-- START OF Data listing --

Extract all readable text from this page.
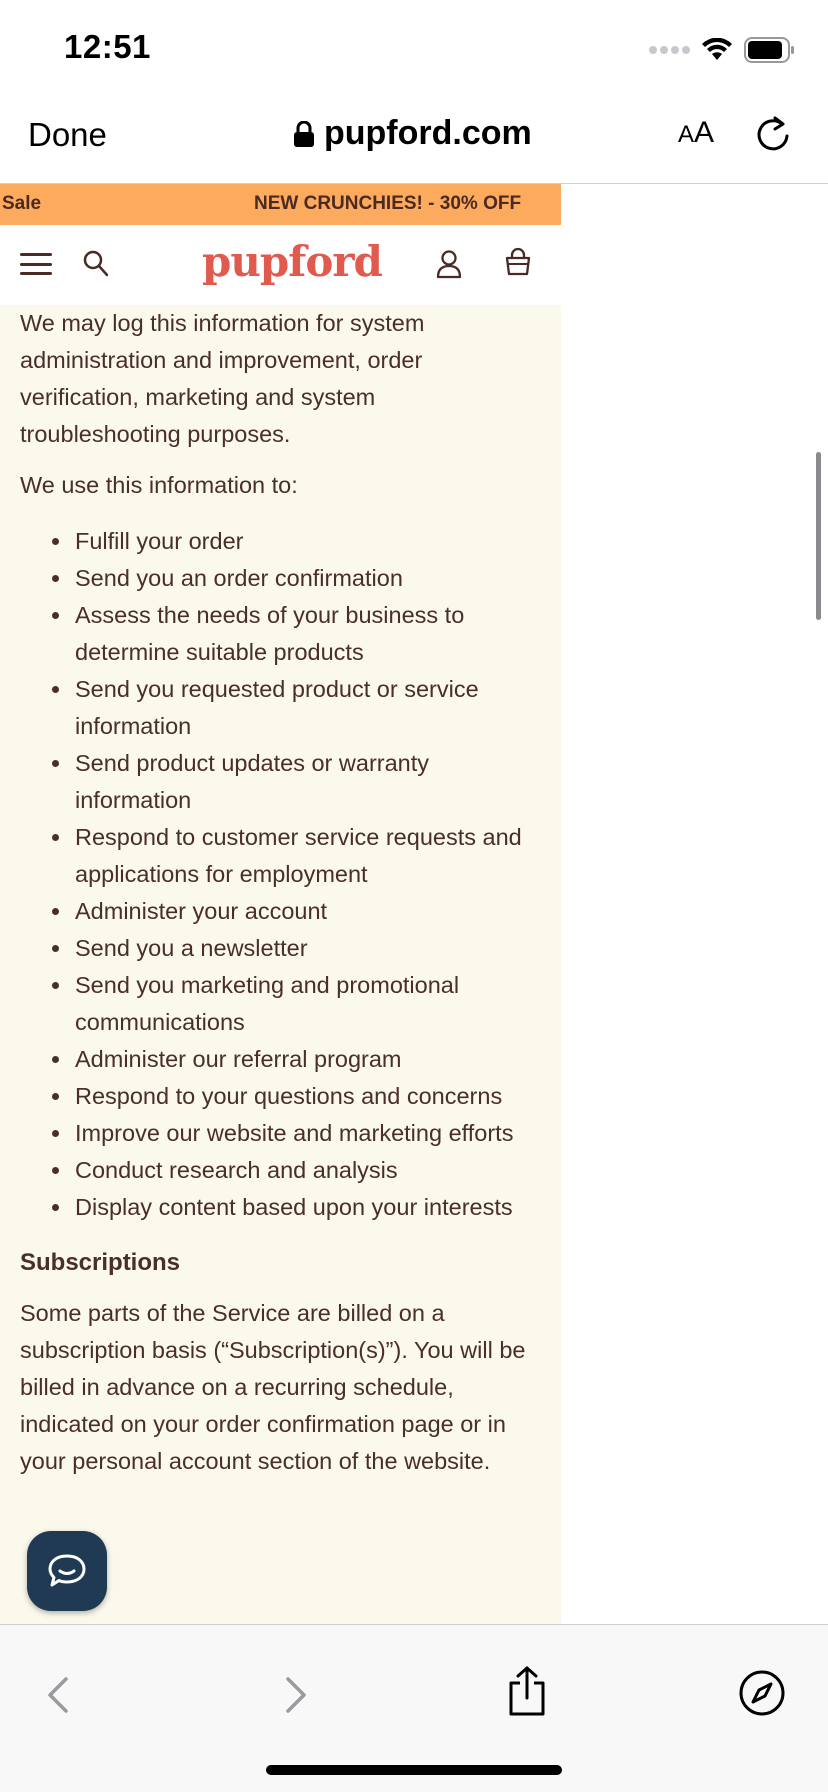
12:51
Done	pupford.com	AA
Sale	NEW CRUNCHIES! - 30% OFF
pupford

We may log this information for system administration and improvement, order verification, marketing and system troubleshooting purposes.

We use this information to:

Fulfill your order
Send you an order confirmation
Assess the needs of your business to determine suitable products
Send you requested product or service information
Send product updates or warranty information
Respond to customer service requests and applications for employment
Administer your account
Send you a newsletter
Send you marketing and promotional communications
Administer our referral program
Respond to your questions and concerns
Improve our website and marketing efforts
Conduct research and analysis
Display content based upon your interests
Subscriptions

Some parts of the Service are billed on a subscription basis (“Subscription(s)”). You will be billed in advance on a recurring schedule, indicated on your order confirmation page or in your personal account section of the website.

-- END OF Data listing --

● Aim
Each record above is to be restated exactly, with its pictures removed from the copy.

● Reply to the task
Extract all readable text from this page.
12:51
Done	pupford.com	AA
Sale	NEW CRUNCHIES! - 30% OFF
pupford

We may log this information for system administration and improvement, order verification, marketing and system troubleshooting purposes.

We use this information to:

Fulfill your order
Send you an order confirmation
Assess the needs of your business to determine suitable products
Send you requested product or service information
Send product updates or warranty information
Respond to customer service requests and applications for employment
Administer your account
Send you a newsletter
Send you marketing and promotional communications
Administer our referral program
Respond to your questions and concerns
Improve our website and marketing efforts
Conduct research and analysis
Display content based upon your interests
Subscriptions

Some parts of the Service are billed on a subscription basis (“Subscription(s)”). You will be billed in advance on a recurring schedule, indicated on your order confirmation page or in your personal account section of the website.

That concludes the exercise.